#### [DATASET CONTENT]
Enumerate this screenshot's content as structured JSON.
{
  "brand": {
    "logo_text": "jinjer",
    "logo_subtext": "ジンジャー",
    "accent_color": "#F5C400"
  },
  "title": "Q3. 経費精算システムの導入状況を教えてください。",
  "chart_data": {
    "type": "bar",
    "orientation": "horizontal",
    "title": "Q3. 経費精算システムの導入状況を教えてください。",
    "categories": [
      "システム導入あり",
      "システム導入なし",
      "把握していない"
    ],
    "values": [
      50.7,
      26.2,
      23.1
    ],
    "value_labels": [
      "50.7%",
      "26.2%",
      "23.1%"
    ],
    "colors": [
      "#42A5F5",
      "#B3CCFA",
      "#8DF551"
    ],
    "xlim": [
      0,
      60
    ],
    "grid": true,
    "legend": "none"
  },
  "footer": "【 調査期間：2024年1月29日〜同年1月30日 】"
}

#### [PROBLEM REQUIREMENTS]
Using the data above, output each line exactly.

#### [RESULT OF THE TASK]
Enumerate this screenshot's content as structured JSON.
{
  "brand": {
    "logo_text": "jinjer",
    "logo_subtext": "ジンジャー",
    "accent_color": "#F5C400"
  },
  "title": "Q3. 経費精算システムの導入状況を教えてください。",
  "chart_data": {
    "type": "bar",
    "orientation": "horizontal",
    "title": "Q3. 経費精算システムの導入状況を教えてください。",
    "categories": [
      "システム導入あり",
      "システム導入なし",
      "把握していない"
    ],
    "values": [
      50.7,
      26.2,
      23.1
    ],
    "value_labels": [
      "50.7%",
      "26.2%",
      "23.1%"
    ],
    "colors": [
      "#42A5F5",
      "#B3CCFA",
      "#8DF551"
    ],
    "xlim": [
      0,
      60
    ],
    "grid": true,
    "legend": "none"
  },
  "footer": "【 調査期間：2024年1月29日〜同年1月30日 】"
}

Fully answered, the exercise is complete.